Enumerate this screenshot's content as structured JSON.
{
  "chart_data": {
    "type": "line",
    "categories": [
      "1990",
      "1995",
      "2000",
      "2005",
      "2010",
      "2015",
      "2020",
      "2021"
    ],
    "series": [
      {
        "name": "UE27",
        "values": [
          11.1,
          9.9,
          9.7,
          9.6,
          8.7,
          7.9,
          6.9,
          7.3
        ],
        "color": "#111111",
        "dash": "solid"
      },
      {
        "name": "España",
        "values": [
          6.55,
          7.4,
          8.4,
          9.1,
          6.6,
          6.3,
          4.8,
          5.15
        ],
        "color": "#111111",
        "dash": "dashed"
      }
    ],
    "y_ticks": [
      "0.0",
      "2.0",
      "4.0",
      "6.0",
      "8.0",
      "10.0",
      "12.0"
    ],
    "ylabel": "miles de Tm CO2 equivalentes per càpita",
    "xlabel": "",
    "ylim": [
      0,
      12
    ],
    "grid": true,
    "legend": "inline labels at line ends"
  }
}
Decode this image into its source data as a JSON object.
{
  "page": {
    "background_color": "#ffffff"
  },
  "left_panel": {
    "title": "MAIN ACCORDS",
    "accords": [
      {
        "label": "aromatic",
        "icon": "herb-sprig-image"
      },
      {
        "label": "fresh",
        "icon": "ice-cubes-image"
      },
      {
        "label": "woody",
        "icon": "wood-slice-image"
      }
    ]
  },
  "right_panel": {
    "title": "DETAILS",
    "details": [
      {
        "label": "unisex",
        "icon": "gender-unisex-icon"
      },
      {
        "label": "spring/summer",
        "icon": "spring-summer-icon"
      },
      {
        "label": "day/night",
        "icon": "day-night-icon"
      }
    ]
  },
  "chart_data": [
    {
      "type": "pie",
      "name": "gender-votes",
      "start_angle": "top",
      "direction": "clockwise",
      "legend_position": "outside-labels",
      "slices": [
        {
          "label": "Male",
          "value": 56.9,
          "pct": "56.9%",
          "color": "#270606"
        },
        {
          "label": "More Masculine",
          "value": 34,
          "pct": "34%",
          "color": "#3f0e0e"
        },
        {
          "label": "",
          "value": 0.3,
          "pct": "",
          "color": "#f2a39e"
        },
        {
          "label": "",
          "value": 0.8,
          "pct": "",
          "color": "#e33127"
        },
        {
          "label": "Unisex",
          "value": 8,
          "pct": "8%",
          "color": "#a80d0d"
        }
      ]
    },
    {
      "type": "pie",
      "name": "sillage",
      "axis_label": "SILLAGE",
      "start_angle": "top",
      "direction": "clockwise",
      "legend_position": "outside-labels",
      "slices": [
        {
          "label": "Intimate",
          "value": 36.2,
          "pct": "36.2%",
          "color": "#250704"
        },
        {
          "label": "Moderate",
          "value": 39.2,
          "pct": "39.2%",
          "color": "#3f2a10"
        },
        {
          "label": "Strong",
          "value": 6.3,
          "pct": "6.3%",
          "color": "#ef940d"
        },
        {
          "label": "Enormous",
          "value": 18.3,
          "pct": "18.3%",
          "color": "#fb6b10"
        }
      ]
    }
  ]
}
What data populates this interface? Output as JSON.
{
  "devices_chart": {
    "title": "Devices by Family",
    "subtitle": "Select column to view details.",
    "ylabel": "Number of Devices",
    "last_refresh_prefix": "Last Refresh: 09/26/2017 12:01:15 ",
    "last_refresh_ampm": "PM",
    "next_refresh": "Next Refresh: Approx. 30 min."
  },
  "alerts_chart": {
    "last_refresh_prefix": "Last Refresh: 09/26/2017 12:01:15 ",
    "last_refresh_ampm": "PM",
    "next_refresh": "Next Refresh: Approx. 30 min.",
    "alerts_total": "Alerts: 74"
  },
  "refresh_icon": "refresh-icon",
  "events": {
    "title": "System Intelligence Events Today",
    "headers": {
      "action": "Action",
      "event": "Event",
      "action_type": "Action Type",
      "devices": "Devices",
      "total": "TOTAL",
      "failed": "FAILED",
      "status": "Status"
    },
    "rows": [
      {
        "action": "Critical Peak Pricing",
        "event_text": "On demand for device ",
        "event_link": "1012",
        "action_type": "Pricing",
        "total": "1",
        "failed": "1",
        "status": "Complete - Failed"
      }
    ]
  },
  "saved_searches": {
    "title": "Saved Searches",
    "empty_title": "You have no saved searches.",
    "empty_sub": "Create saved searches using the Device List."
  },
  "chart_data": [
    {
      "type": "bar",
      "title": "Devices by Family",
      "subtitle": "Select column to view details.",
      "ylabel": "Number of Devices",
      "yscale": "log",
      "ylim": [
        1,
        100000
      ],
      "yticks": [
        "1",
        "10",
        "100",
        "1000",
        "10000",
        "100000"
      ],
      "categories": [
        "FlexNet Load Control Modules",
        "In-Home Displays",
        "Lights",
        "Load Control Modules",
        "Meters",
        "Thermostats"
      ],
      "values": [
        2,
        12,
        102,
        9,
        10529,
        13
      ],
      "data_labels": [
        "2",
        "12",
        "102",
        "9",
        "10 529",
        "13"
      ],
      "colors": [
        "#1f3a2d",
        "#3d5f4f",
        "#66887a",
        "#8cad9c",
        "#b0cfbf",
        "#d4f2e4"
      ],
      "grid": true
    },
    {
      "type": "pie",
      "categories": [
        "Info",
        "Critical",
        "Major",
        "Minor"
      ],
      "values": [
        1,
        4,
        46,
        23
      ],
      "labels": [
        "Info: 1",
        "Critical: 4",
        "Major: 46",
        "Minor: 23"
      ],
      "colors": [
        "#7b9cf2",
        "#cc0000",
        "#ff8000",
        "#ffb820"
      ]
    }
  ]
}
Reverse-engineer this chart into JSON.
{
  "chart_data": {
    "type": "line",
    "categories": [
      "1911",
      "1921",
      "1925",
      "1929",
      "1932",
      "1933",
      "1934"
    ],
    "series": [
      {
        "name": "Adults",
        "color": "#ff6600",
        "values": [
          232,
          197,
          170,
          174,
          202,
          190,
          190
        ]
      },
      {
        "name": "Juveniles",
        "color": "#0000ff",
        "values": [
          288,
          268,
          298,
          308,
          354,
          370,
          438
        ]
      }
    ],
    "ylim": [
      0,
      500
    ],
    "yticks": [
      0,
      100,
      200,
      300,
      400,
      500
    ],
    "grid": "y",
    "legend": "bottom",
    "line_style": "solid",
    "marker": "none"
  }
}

-*-*-

:: DESCRIPTION OF THE TASK ::
Find all lines with "this" in them and copy each one.

:: COMPLETED EXERCISE ::
Enumerate this screenshot's content as structured JSON.
Decode this image into its source data as a JSON object.
What data populates this interface? Output as JSON.
Reverse-engineer this chart into JSON.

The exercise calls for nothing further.